Dataset records:
#####

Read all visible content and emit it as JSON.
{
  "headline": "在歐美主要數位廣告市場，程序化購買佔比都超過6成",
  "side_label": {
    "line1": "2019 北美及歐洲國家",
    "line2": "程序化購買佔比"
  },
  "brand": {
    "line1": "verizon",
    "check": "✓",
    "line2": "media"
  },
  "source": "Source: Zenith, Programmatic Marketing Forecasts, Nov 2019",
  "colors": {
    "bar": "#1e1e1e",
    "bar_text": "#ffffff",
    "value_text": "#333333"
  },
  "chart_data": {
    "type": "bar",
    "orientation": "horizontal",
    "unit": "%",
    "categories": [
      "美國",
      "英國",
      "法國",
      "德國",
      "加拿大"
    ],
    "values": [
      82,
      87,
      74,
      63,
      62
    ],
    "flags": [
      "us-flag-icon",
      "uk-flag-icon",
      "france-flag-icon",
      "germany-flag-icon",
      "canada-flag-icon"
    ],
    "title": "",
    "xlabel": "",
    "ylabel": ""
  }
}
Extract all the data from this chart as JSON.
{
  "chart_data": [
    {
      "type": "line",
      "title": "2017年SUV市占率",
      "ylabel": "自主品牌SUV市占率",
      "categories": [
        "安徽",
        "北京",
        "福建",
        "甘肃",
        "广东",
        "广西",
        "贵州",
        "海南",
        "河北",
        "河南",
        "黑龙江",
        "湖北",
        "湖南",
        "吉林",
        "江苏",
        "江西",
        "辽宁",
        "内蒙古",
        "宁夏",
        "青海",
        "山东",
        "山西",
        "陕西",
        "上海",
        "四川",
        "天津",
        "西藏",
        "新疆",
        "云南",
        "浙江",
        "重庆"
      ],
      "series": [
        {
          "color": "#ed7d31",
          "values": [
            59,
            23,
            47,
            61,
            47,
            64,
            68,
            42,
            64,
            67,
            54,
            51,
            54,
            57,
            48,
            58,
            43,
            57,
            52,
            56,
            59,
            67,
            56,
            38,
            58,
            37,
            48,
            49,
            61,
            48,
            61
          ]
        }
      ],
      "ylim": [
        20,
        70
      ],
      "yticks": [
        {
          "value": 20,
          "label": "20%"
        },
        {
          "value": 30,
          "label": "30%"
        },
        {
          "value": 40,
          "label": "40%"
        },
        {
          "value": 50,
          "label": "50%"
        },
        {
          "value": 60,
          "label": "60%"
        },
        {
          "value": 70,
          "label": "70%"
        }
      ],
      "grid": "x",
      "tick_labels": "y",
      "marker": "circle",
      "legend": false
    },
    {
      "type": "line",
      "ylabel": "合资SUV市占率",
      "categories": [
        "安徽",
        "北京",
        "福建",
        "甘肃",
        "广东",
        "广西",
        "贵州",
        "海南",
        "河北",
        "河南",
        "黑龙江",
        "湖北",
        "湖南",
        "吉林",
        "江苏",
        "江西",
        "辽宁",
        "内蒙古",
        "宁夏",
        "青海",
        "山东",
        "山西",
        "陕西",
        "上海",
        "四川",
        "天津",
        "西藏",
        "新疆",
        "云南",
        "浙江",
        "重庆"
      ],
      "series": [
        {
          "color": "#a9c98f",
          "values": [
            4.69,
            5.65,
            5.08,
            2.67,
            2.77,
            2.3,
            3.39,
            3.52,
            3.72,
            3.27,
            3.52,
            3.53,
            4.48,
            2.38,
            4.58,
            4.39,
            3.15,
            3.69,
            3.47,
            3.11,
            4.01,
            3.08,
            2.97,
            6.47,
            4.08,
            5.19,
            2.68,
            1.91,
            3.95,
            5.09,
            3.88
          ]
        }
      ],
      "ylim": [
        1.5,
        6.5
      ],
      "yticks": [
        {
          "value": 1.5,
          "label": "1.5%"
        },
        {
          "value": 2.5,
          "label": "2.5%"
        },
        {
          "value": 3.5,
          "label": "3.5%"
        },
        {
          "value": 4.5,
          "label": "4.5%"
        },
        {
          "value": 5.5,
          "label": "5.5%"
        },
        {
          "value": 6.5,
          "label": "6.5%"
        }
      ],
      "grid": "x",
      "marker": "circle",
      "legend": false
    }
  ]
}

#####

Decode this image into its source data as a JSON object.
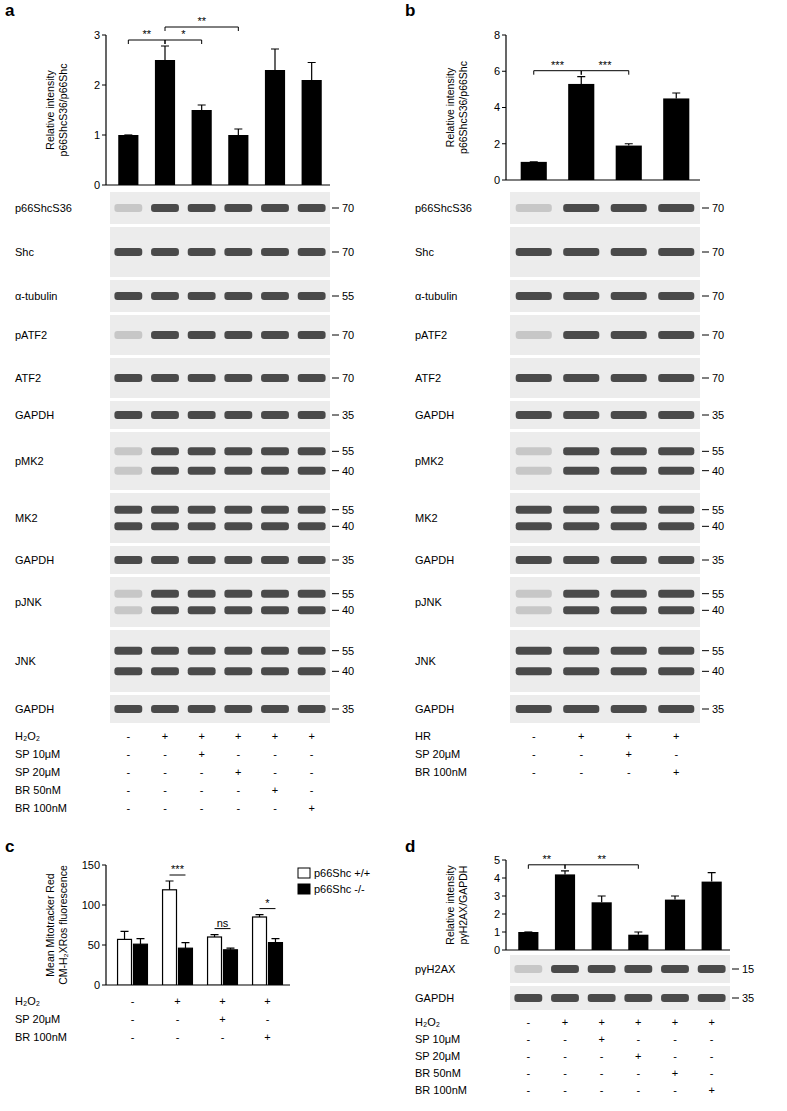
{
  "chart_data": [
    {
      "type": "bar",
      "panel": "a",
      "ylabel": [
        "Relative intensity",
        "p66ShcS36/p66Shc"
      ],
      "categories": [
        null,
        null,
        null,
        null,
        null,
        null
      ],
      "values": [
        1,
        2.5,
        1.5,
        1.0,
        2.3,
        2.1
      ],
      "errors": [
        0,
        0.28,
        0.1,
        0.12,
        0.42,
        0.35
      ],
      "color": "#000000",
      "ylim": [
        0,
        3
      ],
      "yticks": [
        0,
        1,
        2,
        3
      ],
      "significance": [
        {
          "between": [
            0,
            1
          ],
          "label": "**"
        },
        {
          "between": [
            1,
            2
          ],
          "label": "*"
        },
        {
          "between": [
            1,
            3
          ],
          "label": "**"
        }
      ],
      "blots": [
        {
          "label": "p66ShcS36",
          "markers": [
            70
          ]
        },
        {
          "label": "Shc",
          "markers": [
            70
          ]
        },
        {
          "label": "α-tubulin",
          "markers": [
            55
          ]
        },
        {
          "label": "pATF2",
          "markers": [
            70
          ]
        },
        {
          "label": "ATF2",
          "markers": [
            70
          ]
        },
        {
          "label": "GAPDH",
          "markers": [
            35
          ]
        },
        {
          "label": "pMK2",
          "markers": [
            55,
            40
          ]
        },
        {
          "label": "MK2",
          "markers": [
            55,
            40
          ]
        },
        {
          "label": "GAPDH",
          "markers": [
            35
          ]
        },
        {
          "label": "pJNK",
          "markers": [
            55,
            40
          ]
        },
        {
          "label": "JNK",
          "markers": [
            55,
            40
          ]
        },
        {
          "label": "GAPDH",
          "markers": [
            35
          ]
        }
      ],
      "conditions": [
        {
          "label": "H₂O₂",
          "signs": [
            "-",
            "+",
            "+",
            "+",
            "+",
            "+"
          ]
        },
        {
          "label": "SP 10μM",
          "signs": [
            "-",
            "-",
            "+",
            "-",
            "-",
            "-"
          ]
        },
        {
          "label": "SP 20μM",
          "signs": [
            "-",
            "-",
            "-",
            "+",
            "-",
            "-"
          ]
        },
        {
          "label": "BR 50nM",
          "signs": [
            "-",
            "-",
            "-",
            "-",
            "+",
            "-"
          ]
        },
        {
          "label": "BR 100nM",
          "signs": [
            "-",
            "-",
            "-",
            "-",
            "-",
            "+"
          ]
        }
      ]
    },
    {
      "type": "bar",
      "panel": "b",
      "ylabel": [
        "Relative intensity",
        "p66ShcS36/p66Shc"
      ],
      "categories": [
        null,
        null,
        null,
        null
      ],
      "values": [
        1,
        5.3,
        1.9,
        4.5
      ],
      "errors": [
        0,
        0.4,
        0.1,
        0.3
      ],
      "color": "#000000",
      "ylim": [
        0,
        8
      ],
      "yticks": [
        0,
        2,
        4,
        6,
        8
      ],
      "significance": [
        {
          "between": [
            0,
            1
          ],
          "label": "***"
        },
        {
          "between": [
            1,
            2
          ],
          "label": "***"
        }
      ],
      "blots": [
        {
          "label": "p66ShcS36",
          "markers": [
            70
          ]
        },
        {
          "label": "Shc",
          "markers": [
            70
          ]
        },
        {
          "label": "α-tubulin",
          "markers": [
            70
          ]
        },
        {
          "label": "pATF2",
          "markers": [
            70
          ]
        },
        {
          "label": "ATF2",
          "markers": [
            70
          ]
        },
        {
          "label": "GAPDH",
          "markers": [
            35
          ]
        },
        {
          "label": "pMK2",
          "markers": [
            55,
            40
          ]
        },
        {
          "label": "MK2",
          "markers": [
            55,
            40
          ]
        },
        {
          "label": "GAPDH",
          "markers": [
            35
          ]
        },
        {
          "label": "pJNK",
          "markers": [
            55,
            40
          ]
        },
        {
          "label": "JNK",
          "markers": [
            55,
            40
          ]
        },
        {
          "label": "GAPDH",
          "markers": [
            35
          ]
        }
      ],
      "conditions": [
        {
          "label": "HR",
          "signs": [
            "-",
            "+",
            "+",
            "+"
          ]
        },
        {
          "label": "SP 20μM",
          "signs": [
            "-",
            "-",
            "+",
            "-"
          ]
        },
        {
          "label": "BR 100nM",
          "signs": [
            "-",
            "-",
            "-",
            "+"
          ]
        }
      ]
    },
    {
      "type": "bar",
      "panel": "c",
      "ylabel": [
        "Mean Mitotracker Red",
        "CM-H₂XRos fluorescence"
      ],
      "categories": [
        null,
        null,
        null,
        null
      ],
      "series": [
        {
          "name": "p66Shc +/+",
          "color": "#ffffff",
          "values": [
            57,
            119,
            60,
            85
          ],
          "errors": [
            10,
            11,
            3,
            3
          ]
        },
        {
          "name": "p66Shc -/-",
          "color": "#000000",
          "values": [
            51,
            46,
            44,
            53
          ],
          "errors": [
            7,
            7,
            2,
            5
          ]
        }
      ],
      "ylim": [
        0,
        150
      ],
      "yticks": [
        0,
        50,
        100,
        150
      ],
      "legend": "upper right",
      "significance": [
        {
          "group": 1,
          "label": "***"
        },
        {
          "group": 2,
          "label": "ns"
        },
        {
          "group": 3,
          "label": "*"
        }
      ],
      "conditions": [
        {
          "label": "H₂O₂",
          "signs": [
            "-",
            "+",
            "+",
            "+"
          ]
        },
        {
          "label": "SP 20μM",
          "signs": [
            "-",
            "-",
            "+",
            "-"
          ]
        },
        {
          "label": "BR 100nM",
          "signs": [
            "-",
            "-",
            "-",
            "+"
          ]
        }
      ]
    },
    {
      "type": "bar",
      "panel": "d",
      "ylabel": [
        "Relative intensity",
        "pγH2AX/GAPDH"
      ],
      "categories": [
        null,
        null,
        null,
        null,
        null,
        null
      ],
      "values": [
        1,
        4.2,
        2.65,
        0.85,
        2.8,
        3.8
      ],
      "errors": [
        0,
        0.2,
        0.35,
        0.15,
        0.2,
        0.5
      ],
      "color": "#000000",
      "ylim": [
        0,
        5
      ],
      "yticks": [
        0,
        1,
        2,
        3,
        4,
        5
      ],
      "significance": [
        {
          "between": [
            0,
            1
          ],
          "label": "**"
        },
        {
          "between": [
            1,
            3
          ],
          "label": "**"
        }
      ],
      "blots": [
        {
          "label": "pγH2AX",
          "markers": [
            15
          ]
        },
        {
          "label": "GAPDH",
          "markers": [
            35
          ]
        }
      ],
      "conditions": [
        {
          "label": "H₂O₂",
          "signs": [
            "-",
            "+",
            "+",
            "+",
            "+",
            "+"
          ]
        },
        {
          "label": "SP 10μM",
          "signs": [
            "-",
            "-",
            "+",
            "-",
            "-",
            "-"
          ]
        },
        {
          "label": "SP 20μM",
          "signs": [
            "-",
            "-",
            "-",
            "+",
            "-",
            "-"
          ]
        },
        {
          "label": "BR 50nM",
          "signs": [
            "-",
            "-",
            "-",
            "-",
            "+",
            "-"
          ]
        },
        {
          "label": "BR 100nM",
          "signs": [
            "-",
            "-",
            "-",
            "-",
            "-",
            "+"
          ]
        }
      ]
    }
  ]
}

#####

Work to do: In the listing, find each line with the string "source" and copy it.

Answer below:
  "source": "Source: Zenith, Programmatic Marketing Forecasts, Nov 2019",
Decode this image into its source data as a JSON object.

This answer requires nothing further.